> **GOAL OF THE EXERCISE**: Each record should be given again exactly, and any picture in it left out.

[Figure record listings]
-*-*-
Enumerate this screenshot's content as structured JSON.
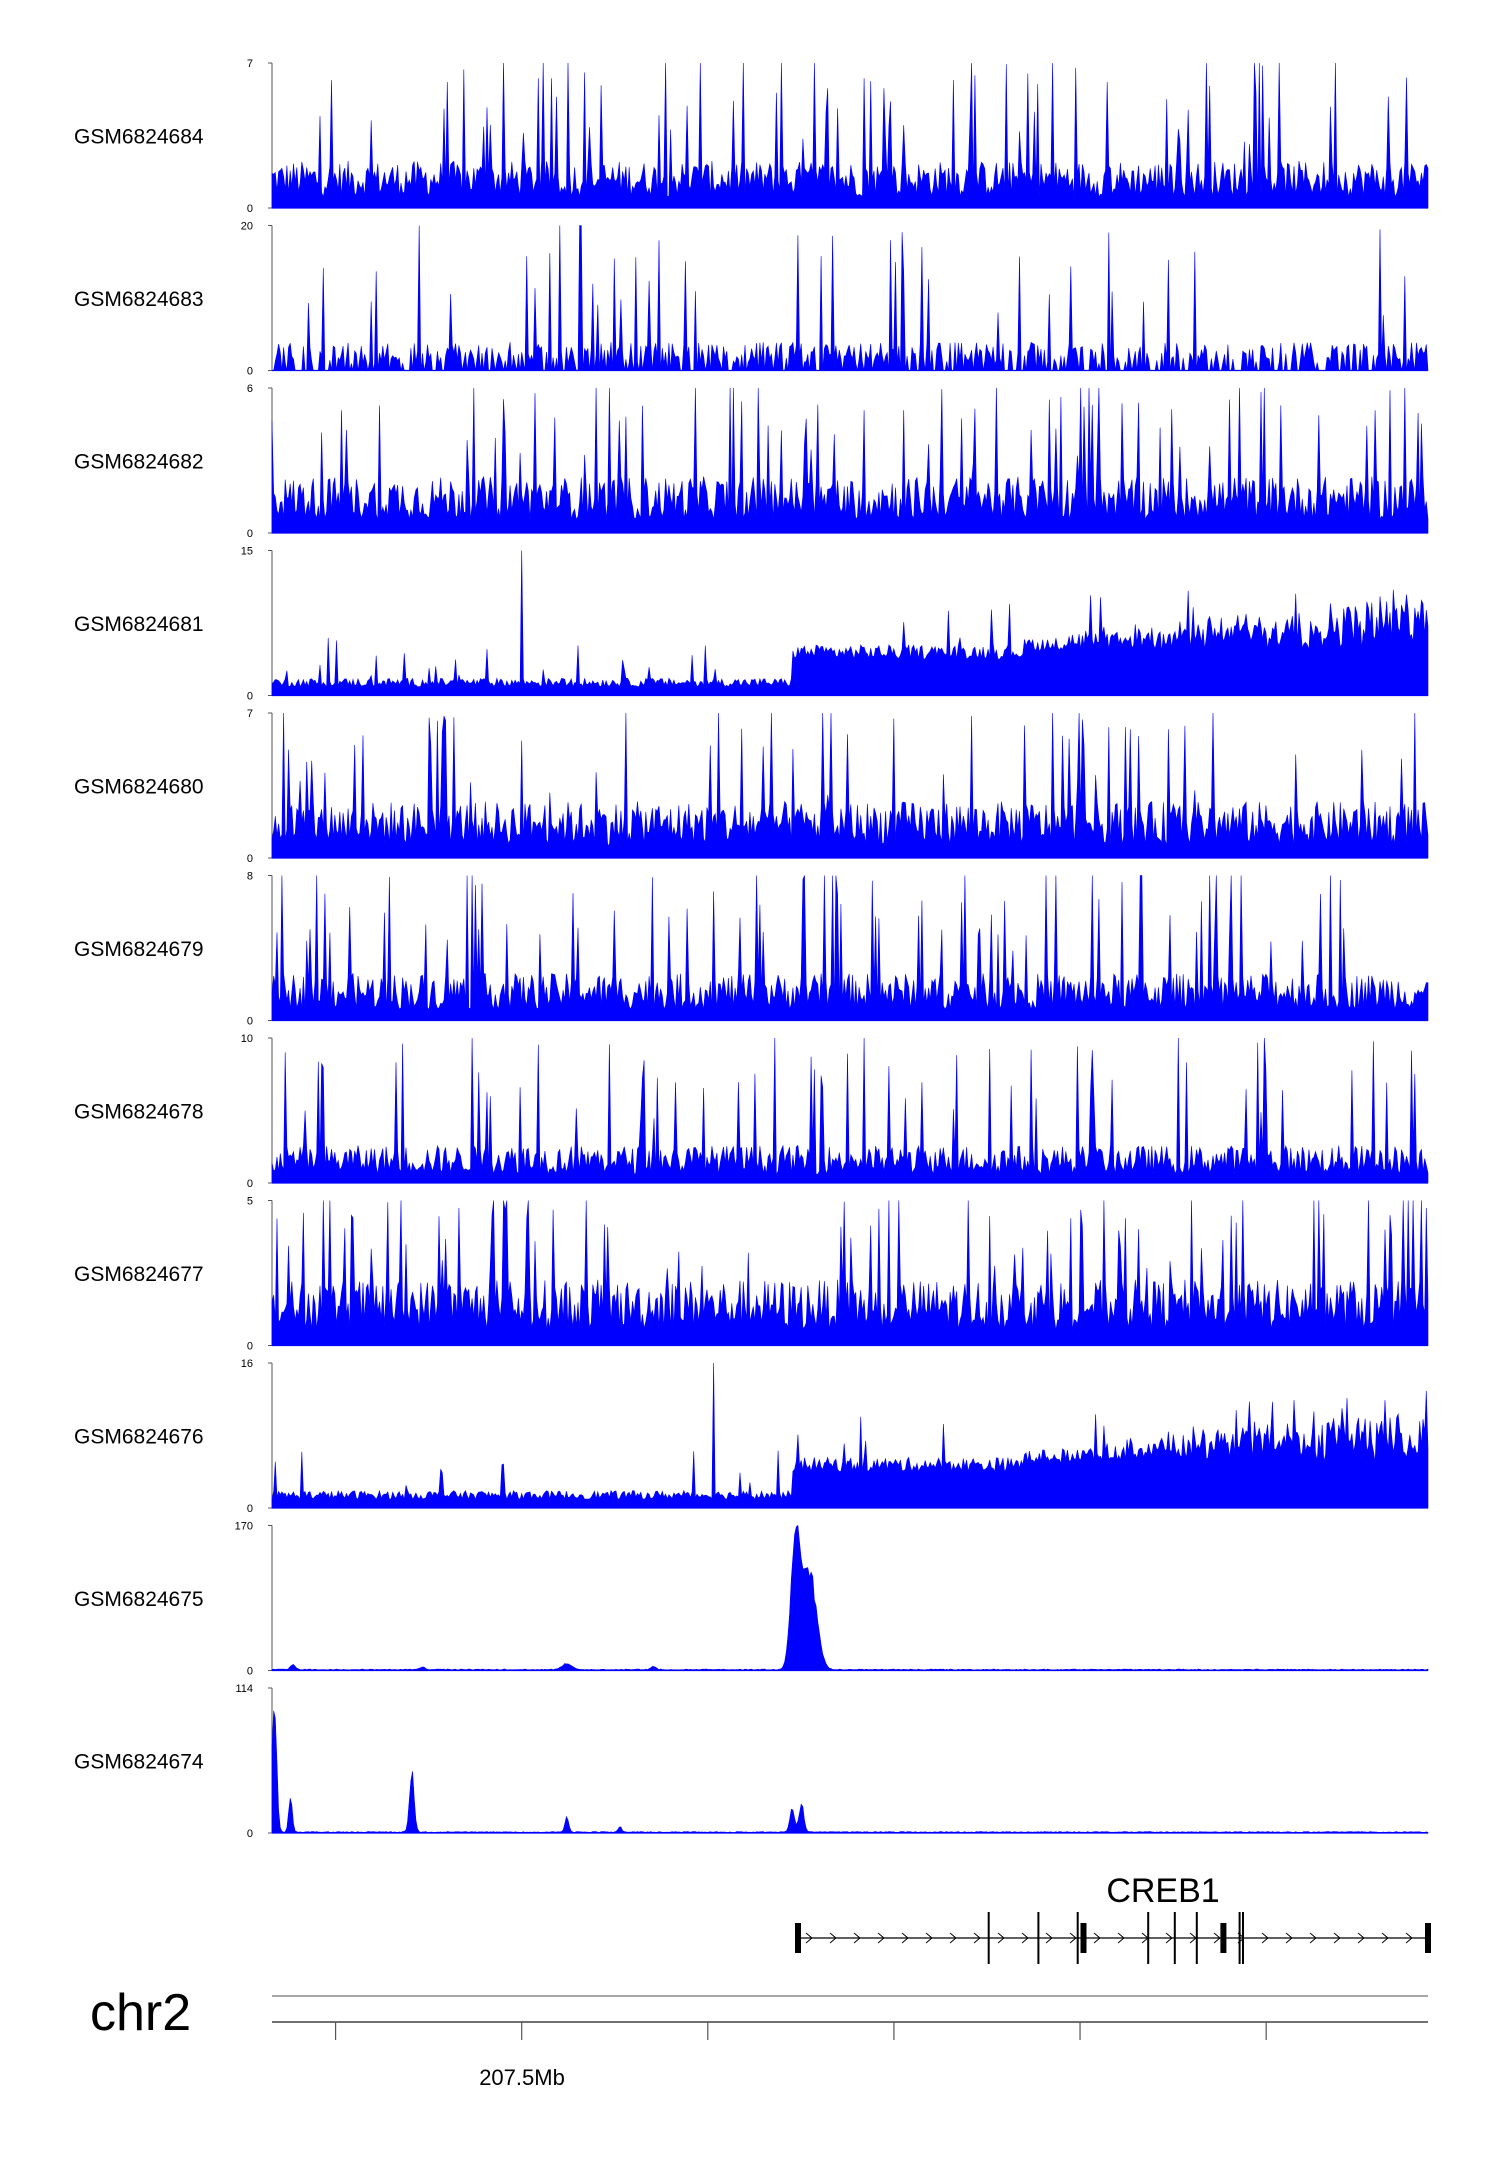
{
  "chart_data": {
    "type": "genome-browser-tracks",
    "chromosome": "chr2",
    "axis": {
      "tick_label": "207.5Mb"
    },
    "fill_color": "#0000ff",
    "tracks": [
      {
        "name": "GSM6824684",
        "ymax": "7",
        "ymin": "0",
        "max": 7,
        "pattern": "uniform",
        "base": 0.25,
        "spike": 1.0
      },
      {
        "name": "GSM6824683",
        "ymax": "20",
        "ymin": "0",
        "max": 20,
        "pattern": "sparse",
        "base": 0.15,
        "spike": 1.0
      },
      {
        "name": "GSM6824682",
        "ymax": "6",
        "ymin": "0",
        "max": 6,
        "pattern": "uniform",
        "base": 0.3,
        "spike": 1.0
      },
      {
        "name": "GSM6824681",
        "ymax": "15",
        "ymin": "0",
        "max": 15,
        "pattern": "ramp",
        "base": 0.05,
        "spike": 1.0
      },
      {
        "name": "GSM6824680",
        "ymax": "7",
        "ymin": "0",
        "max": 7,
        "pattern": "uniform",
        "base": 0.3,
        "spike": 1.0
      },
      {
        "name": "GSM6824679",
        "ymax": "8",
        "ymin": "0",
        "max": 8,
        "pattern": "uniform",
        "base": 0.25,
        "spike": 1.0
      },
      {
        "name": "GSM6824678",
        "ymax": "10",
        "ymin": "0",
        "max": 10,
        "pattern": "uniform",
        "base": 0.2,
        "spike": 1.0
      },
      {
        "name": "GSM6824677",
        "ymax": "5",
        "ymin": "0",
        "max": 5,
        "pattern": "uniform",
        "base": 0.35,
        "spike": 1.0
      },
      {
        "name": "GSM6824676",
        "ymax": "16",
        "ymin": "0",
        "max": 16,
        "pattern": "ramp",
        "base": 0.05,
        "spike": 1.0
      },
      {
        "name": "GSM6824675",
        "ymax": "170",
        "ymin": "0",
        "max": 170,
        "pattern": "peak",
        "peaks": [
          {
            "pos": 0.453,
            "h": 1.0,
            "w": 0.004
          },
          {
            "pos": 0.465,
            "h": 0.72,
            "w": 0.006
          },
          {
            "pos": 0.018,
            "h": 0.04,
            "w": 0.002
          },
          {
            "pos": 0.13,
            "h": 0.02,
            "w": 0.002
          },
          {
            "pos": 0.255,
            "h": 0.045,
            "w": 0.004
          },
          {
            "pos": 0.33,
            "h": 0.025,
            "w": 0.002
          }
        ]
      },
      {
        "name": "GSM6824674",
        "ymax": "114",
        "ymin": "0",
        "max": 114,
        "pattern": "peak",
        "peaks": [
          {
            "pos": 0.002,
            "h": 0.98,
            "w": 0.002
          },
          {
            "pos": 0.016,
            "h": 0.28,
            "w": 0.0015
          },
          {
            "pos": 0.121,
            "h": 0.44,
            "w": 0.002
          },
          {
            "pos": 0.255,
            "h": 0.12,
            "w": 0.0015
          },
          {
            "pos": 0.45,
            "h": 0.18,
            "w": 0.002
          },
          {
            "pos": 0.458,
            "h": 0.22,
            "w": 0.002
          },
          {
            "pos": 0.301,
            "h": 0.04,
            "w": 0.0015
          }
        ]
      }
    ],
    "gene": {
      "name": "CREB1",
      "start": 0.455,
      "end": 1.0,
      "exons": [
        0.455,
        0.62,
        0.663,
        0.697,
        0.702,
        0.758,
        0.781,
        0.8,
        0.823,
        0.837,
        0.84,
        1.0
      ]
    }
  }
}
-*-*-
> **ANSWER FOR THIS EXERCISE**:
Enumerate this screenshot's content as structured JSON.
{
  "chart_data": {
    "type": "genome-browser-tracks",
    "chromosome": "chr2",
    "axis": {
      "tick_label": "207.5Mb"
    },
    "fill_color": "#0000ff",
    "tracks": [
      {
        "name": "GSM6824684",
        "ymax": "7",
        "ymin": "0",
        "max": 7,
        "pattern": "uniform",
        "base": 0.25,
        "spike": 1.0
      },
      {
        "name": "GSM6824683",
        "ymax": "20",
        "ymin": "0",
        "max": 20,
        "pattern": "sparse",
        "base": 0.15,
        "spike": 1.0
      },
      {
        "name": "GSM6824682",
        "ymax": "6",
        "ymin": "0",
        "max": 6,
        "pattern": "uniform",
        "base": 0.3,
        "spike": 1.0
      },
      {
        "name": "GSM6824681",
        "ymax": "15",
        "ymin": "0",
        "max": 15,
        "pattern": "ramp",
        "base": 0.05,
        "spike": 1.0
      },
      {
        "name": "GSM6824680",
        "ymax": "7",
        "ymin": "0",
        "max": 7,
        "pattern": "uniform",
        "base": 0.3,
        "spike": 1.0
      },
      {
        "name": "GSM6824679",
        "ymax": "8",
        "ymin": "0",
        "max": 8,
        "pattern": "uniform",
        "base": 0.25,
        "spike": 1.0
      },
      {
        "name": "GSM6824678",
        "ymax": "10",
        "ymin": "0",
        "max": 10,
        "pattern": "uniform",
        "base": 0.2,
        "spike": 1.0
      },
      {
        "name": "GSM6824677",
        "ymax": "5",
        "ymin": "0",
        "max": 5,
        "pattern": "uniform",
        "base": 0.35,
        "spike": 1.0
      },
      {
        "name": "GSM6824676",
        "ymax": "16",
        "ymin": "0",
        "max": 16,
        "pattern": "ramp",
        "base": 0.05,
        "spike": 1.0
      },
      {
        "name": "GSM6824675",
        "ymax": "170",
        "ymin": "0",
        "max": 170,
        "pattern": "peak",
        "peaks": [
          {
            "pos": 0.453,
            "h": 1.0,
            "w": 0.004
          },
          {
            "pos": 0.465,
            "h": 0.72,
            "w": 0.006
          },
          {
            "pos": 0.018,
            "h": 0.04,
            "w": 0.002
          },
          {
            "pos": 0.13,
            "h": 0.02,
            "w": 0.002
          },
          {
            "pos": 0.255,
            "h": 0.045,
            "w": 0.004
          },
          {
            "pos": 0.33,
            "h": 0.025,
            "w": 0.002
          }
        ]
      },
      {
        "name": "GSM6824674",
        "ymax": "114",
        "ymin": "0",
        "max": 114,
        "pattern": "peak",
        "peaks": [
          {
            "pos": 0.002,
            "h": 0.98,
            "w": 0.002
          },
          {
            "pos": 0.016,
            "h": 0.28,
            "w": 0.0015
          },
          {
            "pos": 0.121,
            "h": 0.44,
            "w": 0.002
          },
          {
            "pos": 0.255,
            "h": 0.12,
            "w": 0.0015
          },
          {
            "pos": 0.45,
            "h": 0.18,
            "w": 0.002
          },
          {
            "pos": 0.458,
            "h": 0.22,
            "w": 0.002
          },
          {
            "pos": 0.301,
            "h": 0.04,
            "w": 0.0015
          }
        ]
      }
    ],
    "gene": {
      "name": "CREB1",
      "start": 0.455,
      "end": 1.0,
      "exons": [
        0.455,
        0.62,
        0.663,
        0.697,
        0.702,
        0.758,
        0.781,
        0.8,
        0.823,
        0.837,
        0.84,
        1.0
      ]
    }
  }
}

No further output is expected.